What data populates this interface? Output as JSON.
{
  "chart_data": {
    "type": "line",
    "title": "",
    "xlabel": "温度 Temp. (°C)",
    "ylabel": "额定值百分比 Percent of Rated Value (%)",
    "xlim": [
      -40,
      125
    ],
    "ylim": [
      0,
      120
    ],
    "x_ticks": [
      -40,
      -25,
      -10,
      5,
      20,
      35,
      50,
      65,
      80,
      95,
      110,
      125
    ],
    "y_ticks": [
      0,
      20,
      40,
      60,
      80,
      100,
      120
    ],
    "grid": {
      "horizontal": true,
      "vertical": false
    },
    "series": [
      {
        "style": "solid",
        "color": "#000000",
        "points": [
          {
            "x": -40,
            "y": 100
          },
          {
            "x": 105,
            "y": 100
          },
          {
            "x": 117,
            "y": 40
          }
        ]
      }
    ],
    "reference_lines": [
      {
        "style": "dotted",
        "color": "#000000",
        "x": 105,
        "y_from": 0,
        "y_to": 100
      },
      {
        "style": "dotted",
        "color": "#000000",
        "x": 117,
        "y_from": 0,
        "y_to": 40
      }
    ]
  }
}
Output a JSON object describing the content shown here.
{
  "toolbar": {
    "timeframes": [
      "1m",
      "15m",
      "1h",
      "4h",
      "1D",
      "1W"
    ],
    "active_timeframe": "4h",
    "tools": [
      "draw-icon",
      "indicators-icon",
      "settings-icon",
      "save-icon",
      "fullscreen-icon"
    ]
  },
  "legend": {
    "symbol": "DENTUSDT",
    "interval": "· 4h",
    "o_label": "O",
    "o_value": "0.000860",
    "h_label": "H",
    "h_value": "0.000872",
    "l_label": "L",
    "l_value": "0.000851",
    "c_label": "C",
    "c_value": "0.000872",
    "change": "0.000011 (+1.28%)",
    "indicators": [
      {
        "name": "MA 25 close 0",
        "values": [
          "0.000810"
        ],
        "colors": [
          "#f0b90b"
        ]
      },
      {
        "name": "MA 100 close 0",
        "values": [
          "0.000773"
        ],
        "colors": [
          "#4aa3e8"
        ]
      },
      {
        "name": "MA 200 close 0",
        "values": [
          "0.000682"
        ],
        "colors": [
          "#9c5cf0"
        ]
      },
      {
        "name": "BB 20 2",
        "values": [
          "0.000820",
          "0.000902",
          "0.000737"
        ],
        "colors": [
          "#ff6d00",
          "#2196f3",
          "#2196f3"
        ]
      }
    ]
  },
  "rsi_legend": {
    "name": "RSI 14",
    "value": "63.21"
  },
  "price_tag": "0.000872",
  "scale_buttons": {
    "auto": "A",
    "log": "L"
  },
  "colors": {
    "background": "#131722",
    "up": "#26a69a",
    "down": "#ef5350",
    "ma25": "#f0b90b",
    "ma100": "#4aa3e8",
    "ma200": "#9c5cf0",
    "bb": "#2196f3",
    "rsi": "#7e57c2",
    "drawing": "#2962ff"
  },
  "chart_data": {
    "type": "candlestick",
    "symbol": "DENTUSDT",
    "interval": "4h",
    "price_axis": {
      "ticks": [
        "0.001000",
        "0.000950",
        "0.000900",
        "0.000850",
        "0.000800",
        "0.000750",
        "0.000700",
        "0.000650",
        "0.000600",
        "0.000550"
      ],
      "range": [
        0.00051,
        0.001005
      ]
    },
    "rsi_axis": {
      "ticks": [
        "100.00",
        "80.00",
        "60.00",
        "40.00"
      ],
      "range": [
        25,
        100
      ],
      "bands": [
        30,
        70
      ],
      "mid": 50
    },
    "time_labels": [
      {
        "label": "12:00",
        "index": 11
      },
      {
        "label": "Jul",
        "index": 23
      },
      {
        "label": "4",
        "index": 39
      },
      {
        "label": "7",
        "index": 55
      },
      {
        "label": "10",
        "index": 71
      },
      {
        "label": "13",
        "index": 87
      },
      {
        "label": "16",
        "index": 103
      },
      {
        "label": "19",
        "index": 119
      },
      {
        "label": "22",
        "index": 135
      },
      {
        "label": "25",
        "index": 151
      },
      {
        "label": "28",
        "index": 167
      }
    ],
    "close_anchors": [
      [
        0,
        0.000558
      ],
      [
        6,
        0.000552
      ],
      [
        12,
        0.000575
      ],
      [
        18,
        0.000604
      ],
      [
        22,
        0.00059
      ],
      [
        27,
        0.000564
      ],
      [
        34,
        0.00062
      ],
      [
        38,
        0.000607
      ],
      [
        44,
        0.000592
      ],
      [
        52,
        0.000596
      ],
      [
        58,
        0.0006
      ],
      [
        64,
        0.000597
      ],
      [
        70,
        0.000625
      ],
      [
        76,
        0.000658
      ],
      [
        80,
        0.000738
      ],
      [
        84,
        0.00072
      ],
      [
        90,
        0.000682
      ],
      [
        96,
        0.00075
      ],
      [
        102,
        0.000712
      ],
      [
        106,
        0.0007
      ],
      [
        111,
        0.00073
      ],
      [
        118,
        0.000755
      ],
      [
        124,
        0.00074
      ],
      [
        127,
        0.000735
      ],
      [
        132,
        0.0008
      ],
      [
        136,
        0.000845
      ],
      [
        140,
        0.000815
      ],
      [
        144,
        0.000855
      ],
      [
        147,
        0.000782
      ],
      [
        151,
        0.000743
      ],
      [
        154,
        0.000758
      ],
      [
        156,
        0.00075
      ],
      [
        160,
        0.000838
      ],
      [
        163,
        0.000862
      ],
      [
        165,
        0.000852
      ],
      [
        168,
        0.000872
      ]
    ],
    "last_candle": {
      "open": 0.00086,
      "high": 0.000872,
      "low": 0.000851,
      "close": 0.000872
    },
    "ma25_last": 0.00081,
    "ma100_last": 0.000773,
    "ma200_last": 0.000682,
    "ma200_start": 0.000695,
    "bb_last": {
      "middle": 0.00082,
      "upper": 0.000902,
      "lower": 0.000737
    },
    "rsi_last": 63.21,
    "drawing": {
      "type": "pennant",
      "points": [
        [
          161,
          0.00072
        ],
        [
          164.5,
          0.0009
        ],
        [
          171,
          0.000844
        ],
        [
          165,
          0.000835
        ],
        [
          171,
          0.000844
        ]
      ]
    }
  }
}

### YOUR INSTRUCTIONS
Please return the data above exactly as given.

### EXERCISE OUTPUT
What data populates this interface? Output as JSON.
{
  "chart_data": {
    "type": "line",
    "title": "",
    "xlabel": "温度 Temp. (°C)",
    "ylabel": "额定值百分比 Percent of Rated Value (%)",
    "xlim": [
      -40,
      125
    ],
    "ylim": [
      0,
      120
    ],
    "x_ticks": [
      -40,
      -25,
      -10,
      5,
      20,
      35,
      50,
      65,
      80,
      95,
      110,
      125
    ],
    "y_ticks": [
      0,
      20,
      40,
      60,
      80,
      100,
      120
    ],
    "grid": {
      "horizontal": true,
      "vertical": false
    },
    "series": [
      {
        "style": "solid",
        "color": "#000000",
        "points": [
          {
            "x": -40,
            "y": 100
          },
          {
            "x": 105,
            "y": 100
          },
          {
            "x": 117,
            "y": 40
          }
        ]
      }
    ],
    "reference_lines": [
      {
        "style": "dotted",
        "color": "#000000",
        "x": 105,
        "y_from": 0,
        "y_to": 100
      },
      {
        "style": "dotted",
        "color": "#000000",
        "x": 117,
        "y_from": 0,
        "y_to": 40
      }
    ]
  }
}
Output a JSON object describing the content shown here.
{
  "toolbar": {
    "timeframes": [
      "1m",
      "15m",
      "1h",
      "4h",
      "1D",
      "1W"
    ],
    "active_timeframe": "4h",
    "tools": [
      "draw-icon",
      "indicators-icon",
      "settings-icon",
      "save-icon",
      "fullscreen-icon"
    ]
  },
  "legend": {
    "symbol": "DENTUSDT",
    "interval": "· 4h",
    "o_label": "O",
    "o_value": "0.000860",
    "h_label": "H",
    "h_value": "0.000872",
    "l_label": "L",
    "l_value": "0.000851",
    "c_label": "C",
    "c_value": "0.000872",
    "change": "0.000011 (+1.28%)",
    "indicators": [
      {
        "name": "MA 25 close 0",
        "values": [
          "0.000810"
        ],
        "colors": [
          "#f0b90b"
        ]
      },
      {
        "name": "MA 100 close 0",
        "values": [
          "0.000773"
        ],
        "colors": [
          "#4aa3e8"
        ]
      },
      {
        "name": "MA 200 close 0",
        "values": [
          "0.000682"
        ],
        "colors": [
          "#9c5cf0"
        ]
      },
      {
        "name": "BB 20 2",
        "values": [
          "0.000820",
          "0.000902",
          "0.000737"
        ],
        "colors": [
          "#ff6d00",
          "#2196f3",
          "#2196f3"
        ]
      }
    ]
  },
  "rsi_legend": {
    "name": "RSI 14",
    "value": "63.21"
  },
  "price_tag": "0.000872",
  "scale_buttons": {
    "auto": "A",
    "log": "L"
  },
  "colors": {
    "background": "#131722",
    "up": "#26a69a",
    "down": "#ef5350",
    "ma25": "#f0b90b",
    "ma100": "#4aa3e8",
    "ma200": "#9c5cf0",
    "bb": "#2196f3",
    "rsi": "#7e57c2",
    "drawing": "#2962ff"
  },
  "chart_data": {
    "type": "candlestick",
    "symbol": "DENTUSDT",
    "interval": "4h",
    "price_axis": {
      "ticks": [
        "0.001000",
        "0.000950",
        "0.000900",
        "0.000850",
        "0.000800",
        "0.000750",
        "0.000700",
        "0.000650",
        "0.000600",
        "0.000550"
      ],
      "range": [
        0.00051,
        0.001005
      ]
    },
    "rsi_axis": {
      "ticks": [
        "100.00",
        "80.00",
        "60.00",
        "40.00"
      ],
      "range": [
        25,
        100
      ],
      "bands": [
        30,
        70
      ],
      "mid": 50
    },
    "time_labels": [
      {
        "label": "12:00",
        "index": 11
      },
      {
        "label": "Jul",
        "index": 23
      },
      {
        "label": "4",
        "index": 39
      },
      {
        "label": "7",
        "index": 55
      },
      {
        "label": "10",
        "index": 71
      },
      {
        "label": "13",
        "index": 87
      },
      {
        "label": "16",
        "index": 103
      },
      {
        "label": "19",
        "index": 119
      },
      {
        "label": "22",
        "index": 135
      },
      {
        "label": "25",
        "index": 151
      },
      {
        "label": "28",
        "index": 167
      }
    ],
    "close_anchors": [
      [
        0,
        0.000558
      ],
      [
        6,
        0.000552
      ],
      [
        12,
        0.000575
      ],
      [
        18,
        0.000604
      ],
      [
        22,
        0.00059
      ],
      [
        27,
        0.000564
      ],
      [
        34,
        0.00062
      ],
      [
        38,
        0.000607
      ],
      [
        44,
        0.000592
      ],
      [
        52,
        0.000596
      ],
      [
        58,
        0.0006
      ],
      [
        64,
        0.000597
      ],
      [
        70,
        0.000625
      ],
      [
        76,
        0.000658
      ],
      [
        80,
        0.000738
      ],
      [
        84,
        0.00072
      ],
      [
        90,
        0.000682
      ],
      [
        96,
        0.00075
      ],
      [
        102,
        0.000712
      ],
      [
        106,
        0.0007
      ],
      [
        111,
        0.00073
      ],
      [
        118,
        0.000755
      ],
      [
        124,
        0.00074
      ],
      [
        127,
        0.000735
      ],
      [
        132,
        0.0008
      ],
      [
        136,
        0.000845
      ],
      [
        140,
        0.000815
      ],
      [
        144,
        0.000855
      ],
      [
        147,
        0.000782
      ],
      [
        151,
        0.000743
      ],
      [
        154,
        0.000758
      ],
      [
        156,
        0.00075
      ],
      [
        160,
        0.000838
      ],
      [
        163,
        0.000862
      ],
      [
        165,
        0.000852
      ],
      [
        168,
        0.000872
      ]
    ],
    "last_candle": {
      "open": 0.00086,
      "high": 0.000872,
      "low": 0.000851,
      "close": 0.000872
    },
    "ma25_last": 0.00081,
    "ma100_last": 0.000773,
    "ma200_last": 0.000682,
    "ma200_start": 0.000695,
    "bb_last": {
      "middle": 0.00082,
      "upper": 0.000902,
      "lower": 0.000737
    },
    "rsi_last": 63.21,
    "drawing": {
      "type": "pennant",
      "points": [
        [
          161,
          0.00072
        ],
        [
          164.5,
          0.0009
        ],
        [
          171,
          0.000844
        ],
        [
          165,
          0.000835
        ],
        [
          171,
          0.000844
        ]
      ]
    }
  }
}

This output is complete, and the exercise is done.